Work required:
Repeat the listing in full, preserving every character.

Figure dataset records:
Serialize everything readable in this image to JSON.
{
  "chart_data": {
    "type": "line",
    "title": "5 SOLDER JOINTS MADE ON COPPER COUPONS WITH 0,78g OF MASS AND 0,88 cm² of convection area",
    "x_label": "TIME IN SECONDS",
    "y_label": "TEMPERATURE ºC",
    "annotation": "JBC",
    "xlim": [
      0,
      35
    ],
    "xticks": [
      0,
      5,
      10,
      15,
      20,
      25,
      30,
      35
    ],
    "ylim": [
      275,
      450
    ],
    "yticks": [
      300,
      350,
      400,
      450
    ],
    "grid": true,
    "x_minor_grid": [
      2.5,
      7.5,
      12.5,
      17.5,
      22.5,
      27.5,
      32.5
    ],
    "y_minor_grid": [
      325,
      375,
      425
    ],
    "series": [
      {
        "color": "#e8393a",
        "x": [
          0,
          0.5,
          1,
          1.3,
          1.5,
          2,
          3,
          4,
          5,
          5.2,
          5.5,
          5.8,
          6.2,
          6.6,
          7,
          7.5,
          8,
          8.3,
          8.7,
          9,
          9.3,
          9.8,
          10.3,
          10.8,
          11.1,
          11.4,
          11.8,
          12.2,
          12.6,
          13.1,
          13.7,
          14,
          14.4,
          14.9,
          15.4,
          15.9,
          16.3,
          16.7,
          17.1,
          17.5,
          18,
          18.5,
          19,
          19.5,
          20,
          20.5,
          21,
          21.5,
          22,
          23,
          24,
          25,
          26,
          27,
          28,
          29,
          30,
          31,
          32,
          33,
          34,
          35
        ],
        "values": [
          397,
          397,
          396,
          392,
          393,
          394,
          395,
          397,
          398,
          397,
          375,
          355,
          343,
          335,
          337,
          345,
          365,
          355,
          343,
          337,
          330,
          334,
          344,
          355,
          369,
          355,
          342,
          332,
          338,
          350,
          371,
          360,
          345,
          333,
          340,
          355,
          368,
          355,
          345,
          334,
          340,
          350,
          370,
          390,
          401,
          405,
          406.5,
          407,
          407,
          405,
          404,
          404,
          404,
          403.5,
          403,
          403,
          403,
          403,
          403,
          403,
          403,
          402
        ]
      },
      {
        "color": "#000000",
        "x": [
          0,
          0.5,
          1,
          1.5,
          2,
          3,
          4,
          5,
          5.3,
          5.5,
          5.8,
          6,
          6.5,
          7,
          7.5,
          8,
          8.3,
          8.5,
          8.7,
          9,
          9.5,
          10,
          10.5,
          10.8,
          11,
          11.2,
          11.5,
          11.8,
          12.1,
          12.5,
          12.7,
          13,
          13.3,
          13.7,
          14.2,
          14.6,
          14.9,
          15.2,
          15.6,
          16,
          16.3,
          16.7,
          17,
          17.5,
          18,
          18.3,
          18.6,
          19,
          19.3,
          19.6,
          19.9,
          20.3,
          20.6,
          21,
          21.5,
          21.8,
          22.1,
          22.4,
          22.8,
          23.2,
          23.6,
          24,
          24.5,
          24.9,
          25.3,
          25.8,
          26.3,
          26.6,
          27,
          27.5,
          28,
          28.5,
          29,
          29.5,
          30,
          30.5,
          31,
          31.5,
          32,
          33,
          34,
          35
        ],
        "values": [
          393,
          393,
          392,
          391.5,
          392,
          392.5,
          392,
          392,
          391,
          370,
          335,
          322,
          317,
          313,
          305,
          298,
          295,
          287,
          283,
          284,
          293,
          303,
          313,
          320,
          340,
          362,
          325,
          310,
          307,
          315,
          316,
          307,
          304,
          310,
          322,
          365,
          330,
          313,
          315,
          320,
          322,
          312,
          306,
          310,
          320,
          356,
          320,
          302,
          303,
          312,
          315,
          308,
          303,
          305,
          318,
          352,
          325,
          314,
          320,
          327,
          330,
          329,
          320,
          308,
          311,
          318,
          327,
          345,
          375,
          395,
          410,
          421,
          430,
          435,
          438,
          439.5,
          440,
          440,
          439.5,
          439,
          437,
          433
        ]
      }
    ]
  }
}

Problem solution:
Serialize everything readable in this image to JSON.
{
  "chart_data": {
    "type": "line",
    "title": "5 SOLDER JOINTS MADE ON COPPER COUPONS WITH 0,78g OF MASS AND 0,88 cm² of convection area",
    "x_label": "TIME IN SECONDS",
    "y_label": "TEMPERATURE ºC",
    "annotation": "JBC",
    "xlim": [
      0,
      35
    ],
    "xticks": [
      0,
      5,
      10,
      15,
      20,
      25,
      30,
      35
    ],
    "ylim": [
      275,
      450
    ],
    "yticks": [
      300,
      350,
      400,
      450
    ],
    "grid": true,
    "x_minor_grid": [
      2.5,
      7.5,
      12.5,
      17.5,
      22.5,
      27.5,
      32.5
    ],
    "y_minor_grid": [
      325,
      375,
      425
    ],
    "series": [
      {
        "color": "#e8393a",
        "x": [
          0,
          0.5,
          1,
          1.3,
          1.5,
          2,
          3,
          4,
          5,
          5.2,
          5.5,
          5.8,
          6.2,
          6.6,
          7,
          7.5,
          8,
          8.3,
          8.7,
          9,
          9.3,
          9.8,
          10.3,
          10.8,
          11.1,
          11.4,
          11.8,
          12.2,
          12.6,
          13.1,
          13.7,
          14,
          14.4,
          14.9,
          15.4,
          15.9,
          16.3,
          16.7,
          17.1,
          17.5,
          18,
          18.5,
          19,
          19.5,
          20,
          20.5,
          21,
          21.5,
          22,
          23,
          24,
          25,
          26,
          27,
          28,
          29,
          30,
          31,
          32,
          33,
          34,
          35
        ],
        "values": [
          397,
          397,
          396,
          392,
          393,
          394,
          395,
          397,
          398,
          397,
          375,
          355,
          343,
          335,
          337,
          345,
          365,
          355,
          343,
          337,
          330,
          334,
          344,
          355,
          369,
          355,
          342,
          332,
          338,
          350,
          371,
          360,
          345,
          333,
          340,
          355,
          368,
          355,
          345,
          334,
          340,
          350,
          370,
          390,
          401,
          405,
          406.5,
          407,
          407,
          405,
          404,
          404,
          404,
          403.5,
          403,
          403,
          403,
          403,
          403,
          403,
          403,
          402
        ]
      },
      {
        "color": "#000000",
        "x": [
          0,
          0.5,
          1,
          1.5,
          2,
          3,
          4,
          5,
          5.3,
          5.5,
          5.8,
          6,
          6.5,
          7,
          7.5,
          8,
          8.3,
          8.5,
          8.7,
          9,
          9.5,
          10,
          10.5,
          10.8,
          11,
          11.2,
          11.5,
          11.8,
          12.1,
          12.5,
          12.7,
          13,
          13.3,
          13.7,
          14.2,
          14.6,
          14.9,
          15.2,
          15.6,
          16,
          16.3,
          16.7,
          17,
          17.5,
          18,
          18.3,
          18.6,
          19,
          19.3,
          19.6,
          19.9,
          20.3,
          20.6,
          21,
          21.5,
          21.8,
          22.1,
          22.4,
          22.8,
          23.2,
          23.6,
          24,
          24.5,
          24.9,
          25.3,
          25.8,
          26.3,
          26.6,
          27,
          27.5,
          28,
          28.5,
          29,
          29.5,
          30,
          30.5,
          31,
          31.5,
          32,
          33,
          34,
          35
        ],
        "values": [
          393,
          393,
          392,
          391.5,
          392,
          392.5,
          392,
          392,
          391,
          370,
          335,
          322,
          317,
          313,
          305,
          298,
          295,
          287,
          283,
          284,
          293,
          303,
          313,
          320,
          340,
          362,
          325,
          310,
          307,
          315,
          316,
          307,
          304,
          310,
          322,
          365,
          330,
          313,
          315,
          320,
          322,
          312,
          306,
          310,
          320,
          356,
          320,
          302,
          303,
          312,
          315,
          308,
          303,
          305,
          318,
          352,
          325,
          314,
          320,
          327,
          330,
          329,
          320,
          308,
          311,
          318,
          327,
          345,
          375,
          395,
          410,
          421,
          430,
          435,
          438,
          439.5,
          440,
          440,
          439.5,
          439,
          437,
          433
        ]
      }
    ]
  }
}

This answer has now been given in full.